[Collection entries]
============================================================
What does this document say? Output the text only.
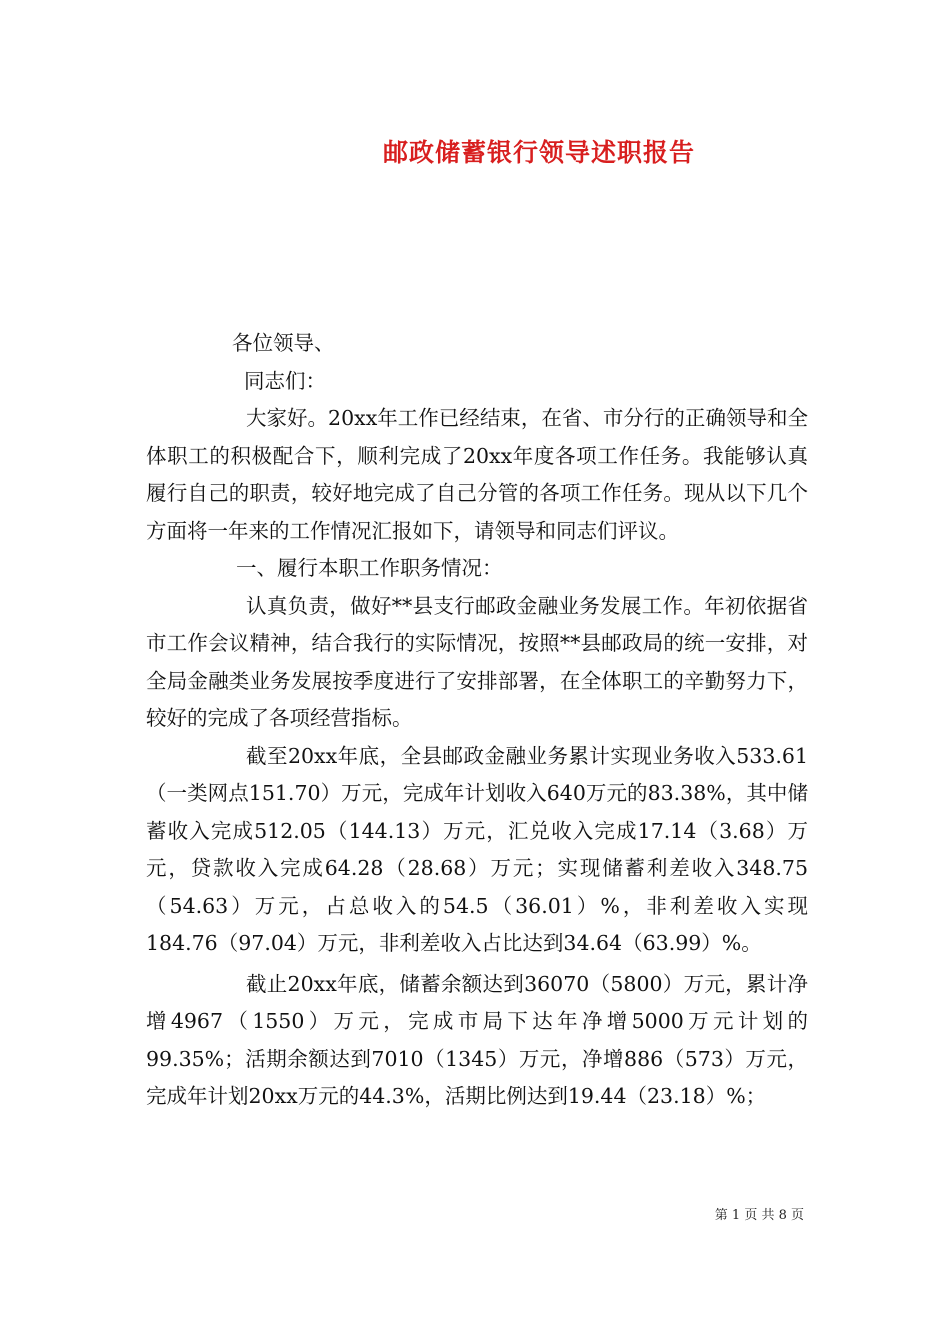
邮政储蓄银行领导述职报告

各位领导、

同志们：

大家好。20xx年工作已经结束，在省、市分行的正确领导和全体职工的积极配合下，顺利完成了20xx年度各项工作任务。我能够认真履行自己的职责，较好地完成了自己分管的各项工作任务。现从以下几个方面将一年来的工作情况汇报如下，请领导和同志们评议。

一、履行本职工作职务情况：

认真负责，做好**县支行邮政金融业务发展工作。年初依据省市工作会议精神，结合我行的实际情况，按照**县邮政局的统一安排，对全局金融类业务发展按季度进行了安排部署，在全体职工的辛勤努力下，较好的完成了各项经营指标。

截至20xx年底，全县邮政金融业务累计实现业务收入533.61（一类网点151.70）万元，完成年计划收入640万元的83.38%，其中储蓄收入完成512.05（144.13）万元，汇兑收入完成17.14（3.68）万元，贷款收入完成64.28（28.68）万元；实现储蓄利差收入348.75（54.63）万元，占总收入的54.5（36.01）%，非利差收入实现184.76（97.04）万元，非利差收入占比达到34.64（63.99）%。

截止20xx年底，储蓄余额达到36070（5800）万元，累计净增4967（1550）万元，完成市局下达年净增5000万元计划的99.35%；活期余额达到7010（1345）万元，净增886（573）万元，完成年计划20xx万元的44.3%，活期比例达到19.44（23.18）%；

第 1 页 共 8 页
============================================================
### Brief
Give every line above again exactly, with no pictures.

### Correct response
What does this document say? Output the text only.
邮政储蓄银行领导述职报告

各位领导、

同志们：

大家好。20xx年工作已经结束，在省、市分行的正确领导和全体职工的积极配合下，顺利完成了20xx年度各项工作任务。我能够认真履行自己的职责，较好地完成了自己分管的各项工作任务。现从以下几个方面将一年来的工作情况汇报如下，请领导和同志们评议。

一、履行本职工作职务情况：

认真负责，做好**县支行邮政金融业务发展工作。年初依据省市工作会议精神，结合我行的实际情况，按照**县邮政局的统一安排，对全局金融类业务发展按季度进行了安排部署，在全体职工的辛勤努力下，较好的完成了各项经营指标。

截至20xx年底，全县邮政金融业务累计实现业务收入533.61（一类网点151.70）万元，完成年计划收入640万元的83.38%，其中储蓄收入完成512.05（144.13）万元，汇兑收入完成17.14（3.68）万元，贷款收入完成64.28（28.68）万元；实现储蓄利差收入348.75（54.63）万元，占总收入的54.5（36.01）%，非利差收入实现184.76（97.04）万元，非利差收入占比达到34.64（63.99）%。

截止20xx年底，储蓄余额达到36070（5800）万元，累计净增4967（1550）万元，完成市局下达年净增5000万元计划的99.35%；活期余额达到7010（1345）万元，净增886（573）万元，完成年计划20xx万元的44.3%，活期比例达到19.44（23.18）%；

第 1 页 共 8 页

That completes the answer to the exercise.